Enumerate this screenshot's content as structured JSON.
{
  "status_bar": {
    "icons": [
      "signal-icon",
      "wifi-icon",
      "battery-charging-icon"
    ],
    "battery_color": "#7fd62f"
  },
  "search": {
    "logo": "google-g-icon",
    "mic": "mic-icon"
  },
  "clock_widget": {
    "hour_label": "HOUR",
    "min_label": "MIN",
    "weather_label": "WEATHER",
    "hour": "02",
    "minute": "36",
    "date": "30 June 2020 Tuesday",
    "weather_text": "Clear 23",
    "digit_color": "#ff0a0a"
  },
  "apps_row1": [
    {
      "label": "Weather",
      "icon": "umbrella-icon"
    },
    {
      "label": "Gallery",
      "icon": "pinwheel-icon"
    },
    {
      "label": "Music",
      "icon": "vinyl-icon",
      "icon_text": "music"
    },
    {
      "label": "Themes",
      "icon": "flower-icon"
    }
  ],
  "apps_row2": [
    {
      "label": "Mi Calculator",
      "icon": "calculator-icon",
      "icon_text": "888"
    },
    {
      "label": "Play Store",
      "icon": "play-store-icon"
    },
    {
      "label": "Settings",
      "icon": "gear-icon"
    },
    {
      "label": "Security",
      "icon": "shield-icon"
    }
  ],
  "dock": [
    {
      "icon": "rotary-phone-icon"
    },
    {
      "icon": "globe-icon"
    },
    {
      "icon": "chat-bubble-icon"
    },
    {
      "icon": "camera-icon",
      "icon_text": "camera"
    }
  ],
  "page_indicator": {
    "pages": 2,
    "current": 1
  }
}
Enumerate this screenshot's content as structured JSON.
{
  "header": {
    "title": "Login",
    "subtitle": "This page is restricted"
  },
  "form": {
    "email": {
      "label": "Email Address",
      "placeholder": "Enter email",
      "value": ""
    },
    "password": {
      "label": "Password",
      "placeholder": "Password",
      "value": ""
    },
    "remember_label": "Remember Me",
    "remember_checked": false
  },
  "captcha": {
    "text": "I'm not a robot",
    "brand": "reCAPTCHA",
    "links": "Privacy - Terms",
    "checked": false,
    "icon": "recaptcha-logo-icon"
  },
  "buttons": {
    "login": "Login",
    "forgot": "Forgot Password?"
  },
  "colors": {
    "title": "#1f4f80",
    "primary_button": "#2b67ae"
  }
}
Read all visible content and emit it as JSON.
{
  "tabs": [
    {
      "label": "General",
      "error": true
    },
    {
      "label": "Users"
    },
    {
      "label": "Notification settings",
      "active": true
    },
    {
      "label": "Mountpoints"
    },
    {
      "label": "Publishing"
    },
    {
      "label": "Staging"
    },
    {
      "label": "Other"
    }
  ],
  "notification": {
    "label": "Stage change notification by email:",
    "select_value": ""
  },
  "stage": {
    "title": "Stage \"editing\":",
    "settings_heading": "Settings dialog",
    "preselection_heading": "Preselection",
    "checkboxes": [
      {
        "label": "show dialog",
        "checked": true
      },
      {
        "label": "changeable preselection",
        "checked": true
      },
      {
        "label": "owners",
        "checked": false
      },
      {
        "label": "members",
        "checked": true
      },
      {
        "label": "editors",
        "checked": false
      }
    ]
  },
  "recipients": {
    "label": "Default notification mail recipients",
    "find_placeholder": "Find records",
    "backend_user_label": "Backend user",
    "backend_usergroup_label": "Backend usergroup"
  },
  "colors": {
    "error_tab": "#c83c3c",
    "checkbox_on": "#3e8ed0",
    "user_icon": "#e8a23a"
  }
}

| Aim of the task |
Nothing in the listing may be changed; retype it all exactly.

| Worked answer |
Enumerate this screenshot's content as structured JSON.
{
  "status_bar": {
    "icons": [
      "signal-icon",
      "wifi-icon",
      "battery-charging-icon"
    ],
    "battery_color": "#7fd62f"
  },
  "search": {
    "logo": "google-g-icon",
    "mic": "mic-icon"
  },
  "clock_widget": {
    "hour_label": "HOUR",
    "min_label": "MIN",
    "weather_label": "WEATHER",
    "hour": "02",
    "minute": "36",
    "date": "30 June 2020 Tuesday",
    "weather_text": "Clear 23",
    "digit_color": "#ff0a0a"
  },
  "apps_row1": [
    {
      "label": "Weather",
      "icon": "umbrella-icon"
    },
    {
      "label": "Gallery",
      "icon": "pinwheel-icon"
    },
    {
      "label": "Music",
      "icon": "vinyl-icon",
      "icon_text": "music"
    },
    {
      "label": "Themes",
      "icon": "flower-icon"
    }
  ],
  "apps_row2": [
    {
      "label": "Mi Calculator",
      "icon": "calculator-icon",
      "icon_text": "888"
    },
    {
      "label": "Play Store",
      "icon": "play-store-icon"
    },
    {
      "label": "Settings",
      "icon": "gear-icon"
    },
    {
      "label": "Security",
      "icon": "shield-icon"
    }
  ],
  "dock": [
    {
      "icon": "rotary-phone-icon"
    },
    {
      "icon": "globe-icon"
    },
    {
      "icon": "chat-bubble-icon"
    },
    {
      "icon": "camera-icon",
      "icon_text": "camera"
    }
  ],
  "page_indicator": {
    "pages": 2,
    "current": 1
  }
}
Enumerate this screenshot's content as structured JSON.
{
  "header": {
    "title": "Login",
    "subtitle": "This page is restricted"
  },
  "form": {
    "email": {
      "label": "Email Address",
      "placeholder": "Enter email",
      "value": ""
    },
    "password": {
      "label": "Password",
      "placeholder": "Password",
      "value": ""
    },
    "remember_label": "Remember Me",
    "remember_checked": false
  },
  "captcha": {
    "text": "I'm not a robot",
    "brand": "reCAPTCHA",
    "links": "Privacy - Terms",
    "checked": false,
    "icon": "recaptcha-logo-icon"
  },
  "buttons": {
    "login": "Login",
    "forgot": "Forgot Password?"
  },
  "colors": {
    "title": "#1f4f80",
    "primary_button": "#2b67ae"
  }
}
Read all visible content and emit it as JSON.
{
  "tabs": [
    {
      "label": "General",
      "error": true
    },
    {
      "label": "Users"
    },
    {
      "label": "Notification settings",
      "active": true
    },
    {
      "label": "Mountpoints"
    },
    {
      "label": "Publishing"
    },
    {
      "label": "Staging"
    },
    {
      "label": "Other"
    }
  ],
  "notification": {
    "label": "Stage change notification by email:",
    "select_value": ""
  },
  "stage": {
    "title": "Stage \"editing\":",
    "settings_heading": "Settings dialog",
    "preselection_heading": "Preselection",
    "checkboxes": [
      {
        "label": "show dialog",
        "checked": true
      },
      {
        "label": "changeable preselection",
        "checked": true
      },
      {
        "label": "owners",
        "checked": false
      },
      {
        "label": "members",
        "checked": true
      },
      {
        "label": "editors",
        "checked": false
      }
    ]
  },
  "recipients": {
    "label": "Default notification mail recipients",
    "find_placeholder": "Find records",
    "backend_user_label": "Backend user",
    "backend_usergroup_label": "Backend usergroup"
  },
  "colors": {
    "error_tab": "#c83c3c",
    "checkbox_on": "#3e8ed0",
    "user_icon": "#e8a23a"
  }
}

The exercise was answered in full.